──────── INFORMATION SUPPLIED ────────
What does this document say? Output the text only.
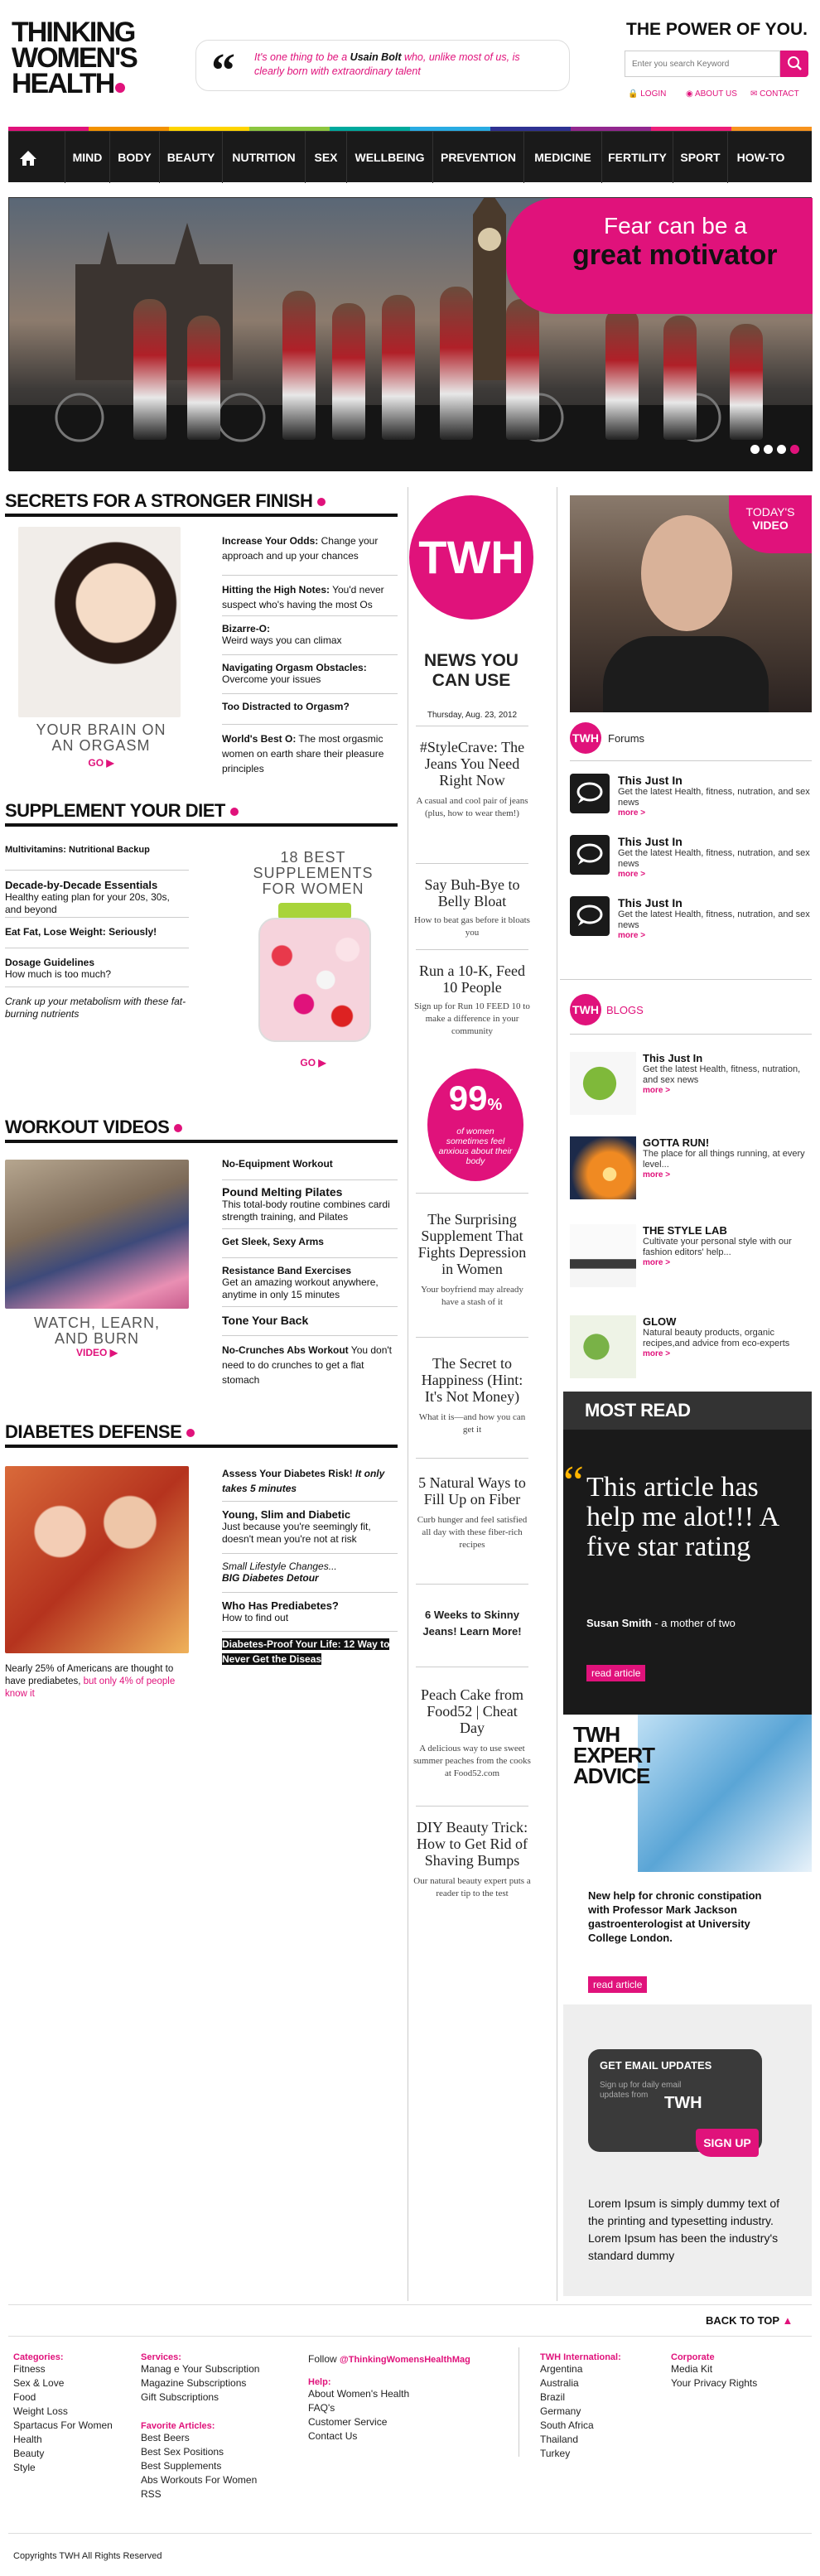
THINKING
WOMEN'S
HEALTH	“ It's one thing to be a Usain Bolt who, unlike most of us, is clearly born with extraordinary talent
THE POWER OF YOU.
Enter you search Keyword
🔒 LOGIN ◉ ABOUT US ✉ CONTACT
MIND	BODY	BEAUTY	NUTRITION	SEX	WELLBEING	PREVENTION	MEDICINE	FERTILITY	SPORT	HOW-TO
Fear can be a
great motivator
SECRETS FOR A STRONGER FINISH
YOUR BRAIN ON
AN ORGASM
GO ▶
Increase Your Odds: Change your approach and up your chances
Hitting the High Notes: You'd never suspect who's having the most Os
Bizarre-O:
Weird ways you can climax
Navigating Orgasm Obstacles:
Overcome your issues
Too Distracted to Orgasm?
World's Best O: The most orgasmic women on earth share their pleasure principles
SUPPLEMENT YOUR DIET
Multivitamins: Nutritional Backup
Decade-by-Decade Essentials
Healthy eating plan for your 20s, 30s, and beyond
Eat Fat, Lose Weight: Seriously!
Dosage Guidelines
How much is too much?
Crank up your metabolism with these fat-burning nutrients
18 BEST
SUPPLEMENTS
FOR WOMEN
GO ▶
WORKOUT VIDEOS
WATCH, LEARN,
AND BURN
VIDEO ▶
No-Equipment Workout
Pound Melting Pilates
This total-body routine combines cardi strength training, and Pilates
Get Sleek, Sexy Arms
Resistance Band Exercises
Get an amazing workout anywhere, anytime in only 15 minutes
Tone Your Back
No-Crunches Abs Workout You don't need to do crunches to get a flat stomach
DIABETES DEFENSE
Nearly 25% of Americans are thought to have prediabetes, but only 4% of people know it
Assess Your Diabetes Risk! It only takes 5 minutes
Young, Slim and Diabetic
Just because you're seemingly fit, doesn't mean you're not at risk
Small Lifestyle Changes...
BIG Diabetes Detour
Who Has Prediabetes?
How to find out
Diabetes-Proof Your Life: 12 Way to Never Get the Diseas
TWH
NEWS YOU CAN USE
Thursday, Aug. 23, 2012
#StyleCrave: The Jeans You Need Right Now
A casual and cool pair of jeans (plus, how to wear them!)
Say Buh-Bye to Belly Bloat
How to beat gas before it bloats you
Run a 10-K, Feed 10 People
Sign up for Run 10 FEED 10 to make a difference in your community
99%
of women sometimes feel anxious about their body
The Surprising Supplement That Fights Depression in Women
Your boyfriend may already have a stash of it
The Secret to Happiness (Hint: It's Not Money)
What it is—and how you can get it
5 Natural Ways to Fill Up on Fiber
Curb hunger and feel satisfied all day with these fiber-rich recipes
6 Weeks to Skinny Jeans! Learn More!
Peach Cake from Food52 | Cheat Day
A delicious way to use sweet summer peaches from the cooks at Food52.com
DIY Beauty Trick: How to Get Rid of Shaving Bumps
Our natural beauty expert puts a reader tip to the test
TODAY'S
VIDEO
TWH Forums
This Just In
Get the latest Health, fitness, nutration, and sex news
more >
This Just In
Get the latest Health, fitness, nutration, and sex news
more >
This Just In
Get the latest Health, fitness, nutration, and sex news
more >
TWH BLOGS
This Just In
Get the latest Health, fitness, nutration, and sex news
more >
GOTTA RUN!
The place for all things running, at every level...
more >
THE STYLE LAB
Cultivate your personal style with our fashion editors' help...
more >
GLOW
Natural beauty products, organic recipes,and advice from eco-experts
more >
MOST READ
“ This article has help me alot!!! A five star rating
Susan Smith - a mother of two
read article
TWH
EXPERT
ADVICE
New help for chronic constipation with Professor Mark Jackson gastroenterologist at University College London.
read article
GET EMAIL UPDATES
Sign up for daily email updates from TWH
SIGN UP
Lorem Ipsum is simply dummy text of the printing and typesetting industry. Lorem Ipsum has been the industry's standard dummy
BACK TO TOP ▲
Categories:
Fitness
Sex & Love
Food
Weight Loss
Spartacus For Women
Health
Beauty
Style
Services:
Manag e Your Subscription
Magazine Subscriptions
Gift Subscriptions
Favorite Articles:
Best Beers
Best Sex Positions
Best Supplements
Abs Workouts For Women
RSS
Follow @ThinkingWomensHealthMag
Help:
About Women's Health
FAQ's
Customer Service
Contact Us
TWH International:
Argentina
Australia
Brazil
Germany
South Africa
Thailand
Turkey
Corporate
Media Kit
Your Privacy Rights
Copyrights TWH All Rights Reserved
────────
REQUIRED WORK: Reproduce every line exactly and omit all pictures.

EXERCISE RESULT:
What does this document say? Output the text only.
THINKING
WOMEN'S
HEALTH	“ It's one thing to be a Usain Bolt who, unlike most of us, is clearly born with extraordinary talent
THE POWER OF YOU.
Enter you search Keyword
🔒 LOGIN ◉ ABOUT US ✉ CONTACT
MIND	BODY	BEAUTY	NUTRITION	SEX	WELLBEING	PREVENTION	MEDICINE	FERTILITY	SPORT	HOW-TO
Fear can be a
great motivator
SECRETS FOR A STRONGER FINISH
YOUR BRAIN ON
AN ORGASM
GO ▶
Increase Your Odds: Change your approach and up your chances
Hitting the High Notes: You'd never suspect who's having the most Os
Bizarre-O:
Weird ways you can climax
Navigating Orgasm Obstacles:
Overcome your issues
Too Distracted to Orgasm?
World's Best O: The most orgasmic women on earth share their pleasure principles
SUPPLEMENT YOUR DIET
Multivitamins: Nutritional Backup
Decade-by-Decade Essentials
Healthy eating plan for your 20s, 30s, and beyond
Eat Fat, Lose Weight: Seriously!
Dosage Guidelines
How much is too much?
Crank up your metabolism with these fat-burning nutrients
18 BEST
SUPPLEMENTS
FOR WOMEN
GO ▶
WORKOUT VIDEOS
WATCH, LEARN,
AND BURN
VIDEO ▶
No-Equipment Workout
Pound Melting Pilates
This total-body routine combines cardi strength training, and Pilates
Get Sleek, Sexy Arms
Resistance Band Exercises
Get an amazing workout anywhere, anytime in only 15 minutes
Tone Your Back
No-Crunches Abs Workout You don't need to do crunches to get a flat stomach
DIABETES DEFENSE
Nearly 25% of Americans are thought to have prediabetes, but only 4% of people know it
Assess Your Diabetes Risk! It only takes 5 minutes
Young, Slim and Diabetic
Just because you're seemingly fit, doesn't mean you're not at risk
Small Lifestyle Changes...
BIG Diabetes Detour
Who Has Prediabetes?
How to find out
Diabetes-Proof Your Life: 12 Way to Never Get the Diseas
TWH
NEWS YOU CAN USE
Thursday, Aug. 23, 2012
#StyleCrave: The Jeans You Need Right Now
A casual and cool pair of jeans (plus, how to wear them!)
Say Buh-Bye to Belly Bloat
How to beat gas before it bloats you
Run a 10-K, Feed 10 People
Sign up for Run 10 FEED 10 to make a difference in your community
99%
of women sometimes feel anxious about their body
The Surprising Supplement That Fights Depression in Women
Your boyfriend may already have a stash of it
The Secret to Happiness (Hint: It's Not Money)
What it is—and how you can get it
5 Natural Ways to Fill Up on Fiber
Curb hunger and feel satisfied all day with these fiber-rich recipes
6 Weeks to Skinny Jeans! Learn More!
Peach Cake from Food52 | Cheat Day
A delicious way to use sweet summer peaches from the cooks at Food52.com
DIY Beauty Trick: How to Get Rid of Shaving Bumps
Our natural beauty expert puts a reader tip to the test
TODAY'S
VIDEO
TWH Forums
This Just In
Get the latest Health, fitness, nutration, and sex news
more >
This Just In
Get the latest Health, fitness, nutration, and sex news
more >
This Just In
Get the latest Health, fitness, nutration, and sex news
more >
TWH BLOGS
This Just In
Get the latest Health, fitness, nutration, and sex news
more >
GOTTA RUN!
The place for all things running, at every level...
more >
THE STYLE LAB
Cultivate your personal style with our fashion editors' help...
more >
GLOW
Natural beauty products, organic recipes,and advice from eco-experts
more >
MOST READ
“ This article has help me alot!!! A five star rating
Susan Smith - a mother of two
read article
TWH
EXPERT
ADVICE
New help for chronic constipation with Professor Mark Jackson gastroenterologist at University College London.
read article
GET EMAIL UPDATES
Sign up for daily email updates from TWH
SIGN UP
Lorem Ipsum is simply dummy text of the printing and typesetting industry. Lorem Ipsum has been the industry's standard dummy
BACK TO TOP ▲
Categories:
Fitness
Sex & Love
Food
Weight Loss
Spartacus For Women
Health
Beauty
Style
Services:
Manag e Your Subscription
Magazine Subscriptions
Gift Subscriptions
Favorite Articles:
Best Beers
Best Sex Positions
Best Supplements
Abs Workouts For Women
RSS
Follow @ThinkingWomensHealthMag
Help:
About Women's Health
FAQ's
Customer Service
Contact Us
TWH International:
Argentina
Australia
Brazil
Germany
South Africa
Thailand
Turkey
Corporate
Media Kit
Your Privacy Rights
Copyrights TWH All Rights Reserved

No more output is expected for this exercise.